* What you are asked to do *
Identify all lines of the data containing the string "plain" and copy them.

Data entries
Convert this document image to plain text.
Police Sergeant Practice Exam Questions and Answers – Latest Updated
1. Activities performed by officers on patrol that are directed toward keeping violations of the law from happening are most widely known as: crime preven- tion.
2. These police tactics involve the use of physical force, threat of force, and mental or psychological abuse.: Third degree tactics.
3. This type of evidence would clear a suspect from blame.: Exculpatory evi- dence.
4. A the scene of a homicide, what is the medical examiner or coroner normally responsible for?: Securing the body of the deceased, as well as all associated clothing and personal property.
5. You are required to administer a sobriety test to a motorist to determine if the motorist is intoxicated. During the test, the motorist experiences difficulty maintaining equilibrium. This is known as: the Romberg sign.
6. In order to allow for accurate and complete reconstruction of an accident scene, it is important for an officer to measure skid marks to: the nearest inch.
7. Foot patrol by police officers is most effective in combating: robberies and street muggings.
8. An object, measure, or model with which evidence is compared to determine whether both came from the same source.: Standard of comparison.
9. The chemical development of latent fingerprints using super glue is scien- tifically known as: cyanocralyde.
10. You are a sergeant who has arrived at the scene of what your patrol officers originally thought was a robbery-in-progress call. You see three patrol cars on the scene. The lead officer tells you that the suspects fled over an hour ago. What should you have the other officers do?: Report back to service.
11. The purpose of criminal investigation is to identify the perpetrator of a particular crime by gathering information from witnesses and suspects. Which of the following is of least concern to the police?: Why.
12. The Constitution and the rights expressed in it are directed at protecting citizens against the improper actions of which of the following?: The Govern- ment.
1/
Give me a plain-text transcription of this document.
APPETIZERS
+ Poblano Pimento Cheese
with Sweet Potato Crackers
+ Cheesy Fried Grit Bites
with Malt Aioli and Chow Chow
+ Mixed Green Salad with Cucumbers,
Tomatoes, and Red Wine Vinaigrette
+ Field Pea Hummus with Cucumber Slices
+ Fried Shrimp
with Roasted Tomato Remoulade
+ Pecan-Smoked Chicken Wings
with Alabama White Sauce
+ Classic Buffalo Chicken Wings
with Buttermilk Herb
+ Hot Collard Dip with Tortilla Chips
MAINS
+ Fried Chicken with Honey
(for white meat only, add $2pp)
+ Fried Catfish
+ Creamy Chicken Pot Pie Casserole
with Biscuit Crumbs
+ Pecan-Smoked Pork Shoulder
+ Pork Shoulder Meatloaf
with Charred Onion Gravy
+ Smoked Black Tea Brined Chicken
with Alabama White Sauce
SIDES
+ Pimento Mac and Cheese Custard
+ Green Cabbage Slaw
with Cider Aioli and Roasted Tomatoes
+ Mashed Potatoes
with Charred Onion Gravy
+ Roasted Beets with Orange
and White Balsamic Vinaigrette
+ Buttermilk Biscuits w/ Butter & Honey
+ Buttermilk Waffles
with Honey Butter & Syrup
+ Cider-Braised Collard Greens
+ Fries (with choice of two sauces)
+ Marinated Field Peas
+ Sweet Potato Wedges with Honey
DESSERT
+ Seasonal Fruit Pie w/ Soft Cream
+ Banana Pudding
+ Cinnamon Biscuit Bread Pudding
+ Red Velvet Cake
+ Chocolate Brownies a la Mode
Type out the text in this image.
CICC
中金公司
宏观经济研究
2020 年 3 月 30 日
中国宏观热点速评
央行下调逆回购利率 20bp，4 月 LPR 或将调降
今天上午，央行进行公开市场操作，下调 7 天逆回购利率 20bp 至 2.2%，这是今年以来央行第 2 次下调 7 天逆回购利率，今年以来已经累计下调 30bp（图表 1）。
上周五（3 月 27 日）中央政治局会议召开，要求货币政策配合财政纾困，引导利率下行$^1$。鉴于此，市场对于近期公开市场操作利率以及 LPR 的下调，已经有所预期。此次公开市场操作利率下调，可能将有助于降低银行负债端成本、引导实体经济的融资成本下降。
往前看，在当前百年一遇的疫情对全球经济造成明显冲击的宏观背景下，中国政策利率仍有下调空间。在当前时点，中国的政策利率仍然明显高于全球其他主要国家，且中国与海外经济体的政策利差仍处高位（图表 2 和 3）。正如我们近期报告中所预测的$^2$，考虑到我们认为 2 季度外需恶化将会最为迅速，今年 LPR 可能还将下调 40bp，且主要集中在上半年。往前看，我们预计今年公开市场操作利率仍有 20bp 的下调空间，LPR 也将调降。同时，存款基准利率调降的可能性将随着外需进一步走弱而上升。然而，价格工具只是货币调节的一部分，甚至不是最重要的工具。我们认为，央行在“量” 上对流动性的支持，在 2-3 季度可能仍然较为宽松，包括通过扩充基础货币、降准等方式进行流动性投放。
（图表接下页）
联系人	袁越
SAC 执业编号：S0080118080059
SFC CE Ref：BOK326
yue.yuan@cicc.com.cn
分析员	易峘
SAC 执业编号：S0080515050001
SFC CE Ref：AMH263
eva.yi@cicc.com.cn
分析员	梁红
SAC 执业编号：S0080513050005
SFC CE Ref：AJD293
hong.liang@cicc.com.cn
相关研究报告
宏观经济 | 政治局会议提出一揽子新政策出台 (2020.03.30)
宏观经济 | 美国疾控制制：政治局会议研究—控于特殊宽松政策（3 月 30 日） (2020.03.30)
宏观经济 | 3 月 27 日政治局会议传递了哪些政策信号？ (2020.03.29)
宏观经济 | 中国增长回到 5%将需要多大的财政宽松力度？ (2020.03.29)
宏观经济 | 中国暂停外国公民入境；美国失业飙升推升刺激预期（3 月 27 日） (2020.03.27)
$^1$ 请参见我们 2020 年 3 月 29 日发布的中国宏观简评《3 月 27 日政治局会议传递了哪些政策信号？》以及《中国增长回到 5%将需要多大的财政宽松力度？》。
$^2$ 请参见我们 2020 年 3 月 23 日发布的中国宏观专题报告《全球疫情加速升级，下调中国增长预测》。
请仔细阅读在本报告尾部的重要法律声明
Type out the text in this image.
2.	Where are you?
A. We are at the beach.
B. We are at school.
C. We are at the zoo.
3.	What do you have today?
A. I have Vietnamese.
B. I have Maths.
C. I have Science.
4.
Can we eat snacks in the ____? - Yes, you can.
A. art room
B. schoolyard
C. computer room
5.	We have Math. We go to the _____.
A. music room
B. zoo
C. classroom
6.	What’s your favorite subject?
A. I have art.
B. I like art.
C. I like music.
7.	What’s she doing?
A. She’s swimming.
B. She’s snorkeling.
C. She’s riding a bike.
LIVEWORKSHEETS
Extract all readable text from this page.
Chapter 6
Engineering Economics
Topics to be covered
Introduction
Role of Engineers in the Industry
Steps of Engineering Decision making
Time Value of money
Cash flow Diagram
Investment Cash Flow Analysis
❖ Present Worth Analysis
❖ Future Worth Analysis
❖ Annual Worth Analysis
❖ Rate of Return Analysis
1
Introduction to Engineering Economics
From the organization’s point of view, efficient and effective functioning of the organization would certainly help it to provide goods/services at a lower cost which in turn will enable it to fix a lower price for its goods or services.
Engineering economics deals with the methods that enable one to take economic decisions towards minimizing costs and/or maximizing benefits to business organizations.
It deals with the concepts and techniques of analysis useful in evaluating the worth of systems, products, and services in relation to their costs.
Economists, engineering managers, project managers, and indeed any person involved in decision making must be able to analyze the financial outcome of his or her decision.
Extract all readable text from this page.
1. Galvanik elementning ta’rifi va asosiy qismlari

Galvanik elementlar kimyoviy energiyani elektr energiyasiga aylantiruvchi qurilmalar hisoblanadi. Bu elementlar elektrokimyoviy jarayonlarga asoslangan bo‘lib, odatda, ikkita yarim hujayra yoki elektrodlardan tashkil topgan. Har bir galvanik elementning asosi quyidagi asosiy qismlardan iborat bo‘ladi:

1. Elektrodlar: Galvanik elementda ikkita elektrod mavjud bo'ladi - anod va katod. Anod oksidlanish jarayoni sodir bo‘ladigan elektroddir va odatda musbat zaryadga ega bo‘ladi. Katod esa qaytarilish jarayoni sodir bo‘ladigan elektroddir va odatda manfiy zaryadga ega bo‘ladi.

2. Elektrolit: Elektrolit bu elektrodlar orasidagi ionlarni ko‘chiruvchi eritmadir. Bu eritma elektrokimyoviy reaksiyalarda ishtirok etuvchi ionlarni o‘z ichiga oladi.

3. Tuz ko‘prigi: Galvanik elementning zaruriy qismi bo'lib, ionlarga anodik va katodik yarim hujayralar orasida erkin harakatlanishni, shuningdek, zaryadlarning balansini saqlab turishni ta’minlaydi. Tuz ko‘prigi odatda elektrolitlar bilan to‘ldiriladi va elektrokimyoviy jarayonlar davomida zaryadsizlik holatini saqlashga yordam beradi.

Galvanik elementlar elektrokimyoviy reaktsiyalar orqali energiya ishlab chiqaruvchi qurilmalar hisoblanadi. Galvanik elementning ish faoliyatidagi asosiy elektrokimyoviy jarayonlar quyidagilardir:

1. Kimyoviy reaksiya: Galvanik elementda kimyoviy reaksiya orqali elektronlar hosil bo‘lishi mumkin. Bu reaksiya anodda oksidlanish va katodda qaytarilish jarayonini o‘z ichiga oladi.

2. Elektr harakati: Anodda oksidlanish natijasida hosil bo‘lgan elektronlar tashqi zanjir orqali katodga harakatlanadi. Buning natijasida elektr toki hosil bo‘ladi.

* Worked answer *
Convert this document image to plain text.
Give me a plain-text transcription of this document.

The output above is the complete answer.